What you have to do –
Report only the number of lines in the records that contain the word "chụp".

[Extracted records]
_____

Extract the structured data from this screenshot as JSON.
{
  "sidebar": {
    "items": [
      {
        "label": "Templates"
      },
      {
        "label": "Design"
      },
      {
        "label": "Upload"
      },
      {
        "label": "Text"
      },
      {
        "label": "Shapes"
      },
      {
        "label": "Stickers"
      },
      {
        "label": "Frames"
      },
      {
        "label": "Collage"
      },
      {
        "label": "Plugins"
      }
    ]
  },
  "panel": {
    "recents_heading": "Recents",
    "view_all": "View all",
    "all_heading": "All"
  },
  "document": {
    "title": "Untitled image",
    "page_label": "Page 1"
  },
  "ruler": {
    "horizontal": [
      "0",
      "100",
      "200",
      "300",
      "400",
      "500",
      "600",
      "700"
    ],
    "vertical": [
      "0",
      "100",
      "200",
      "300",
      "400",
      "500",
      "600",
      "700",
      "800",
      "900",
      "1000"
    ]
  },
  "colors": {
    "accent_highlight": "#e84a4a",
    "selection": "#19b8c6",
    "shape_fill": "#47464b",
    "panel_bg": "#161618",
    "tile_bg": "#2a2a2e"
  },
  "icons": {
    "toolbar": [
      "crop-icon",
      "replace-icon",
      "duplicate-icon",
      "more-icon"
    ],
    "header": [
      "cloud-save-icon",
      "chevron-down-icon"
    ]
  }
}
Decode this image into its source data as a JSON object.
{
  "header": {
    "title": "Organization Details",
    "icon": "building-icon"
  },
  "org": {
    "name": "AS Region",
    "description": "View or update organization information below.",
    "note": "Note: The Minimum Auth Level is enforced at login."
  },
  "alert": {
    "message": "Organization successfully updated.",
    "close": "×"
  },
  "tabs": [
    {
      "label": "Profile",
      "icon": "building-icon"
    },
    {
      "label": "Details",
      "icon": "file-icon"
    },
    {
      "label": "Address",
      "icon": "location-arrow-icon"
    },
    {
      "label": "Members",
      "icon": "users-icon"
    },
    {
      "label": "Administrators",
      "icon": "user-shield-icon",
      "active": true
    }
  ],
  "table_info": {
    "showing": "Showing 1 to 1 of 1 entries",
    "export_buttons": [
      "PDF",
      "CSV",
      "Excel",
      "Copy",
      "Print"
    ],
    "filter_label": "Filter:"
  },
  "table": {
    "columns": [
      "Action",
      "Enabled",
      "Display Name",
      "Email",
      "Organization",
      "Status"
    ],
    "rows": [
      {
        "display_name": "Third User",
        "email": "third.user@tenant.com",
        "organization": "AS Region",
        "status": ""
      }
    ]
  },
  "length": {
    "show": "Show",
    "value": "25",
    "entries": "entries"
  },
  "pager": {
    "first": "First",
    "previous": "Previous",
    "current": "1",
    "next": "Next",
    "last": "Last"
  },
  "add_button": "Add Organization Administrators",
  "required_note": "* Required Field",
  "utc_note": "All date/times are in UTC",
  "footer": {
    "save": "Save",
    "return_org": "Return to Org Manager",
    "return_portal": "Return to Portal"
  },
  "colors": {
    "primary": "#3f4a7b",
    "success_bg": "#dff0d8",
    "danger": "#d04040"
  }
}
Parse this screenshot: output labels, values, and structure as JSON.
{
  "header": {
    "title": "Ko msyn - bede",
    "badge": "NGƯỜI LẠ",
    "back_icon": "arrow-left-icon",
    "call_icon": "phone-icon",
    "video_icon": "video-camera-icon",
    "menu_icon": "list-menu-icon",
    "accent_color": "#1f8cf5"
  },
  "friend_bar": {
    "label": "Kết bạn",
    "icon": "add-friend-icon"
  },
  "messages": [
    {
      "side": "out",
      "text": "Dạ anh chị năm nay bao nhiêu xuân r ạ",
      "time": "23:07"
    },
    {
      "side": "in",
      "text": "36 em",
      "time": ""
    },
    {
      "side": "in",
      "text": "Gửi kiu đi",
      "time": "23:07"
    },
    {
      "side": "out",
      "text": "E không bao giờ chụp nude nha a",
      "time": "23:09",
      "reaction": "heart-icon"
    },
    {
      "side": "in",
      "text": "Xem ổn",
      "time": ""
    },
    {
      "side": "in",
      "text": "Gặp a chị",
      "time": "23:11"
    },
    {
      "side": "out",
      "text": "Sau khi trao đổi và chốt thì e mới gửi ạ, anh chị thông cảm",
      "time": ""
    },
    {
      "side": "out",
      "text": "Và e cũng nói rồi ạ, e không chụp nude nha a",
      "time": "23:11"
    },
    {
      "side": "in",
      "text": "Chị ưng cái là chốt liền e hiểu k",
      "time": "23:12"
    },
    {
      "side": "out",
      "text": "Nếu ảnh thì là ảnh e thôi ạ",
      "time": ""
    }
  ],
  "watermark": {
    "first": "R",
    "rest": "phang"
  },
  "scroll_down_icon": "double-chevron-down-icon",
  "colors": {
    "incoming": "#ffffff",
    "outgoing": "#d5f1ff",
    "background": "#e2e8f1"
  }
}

_____

Exercise solution –
2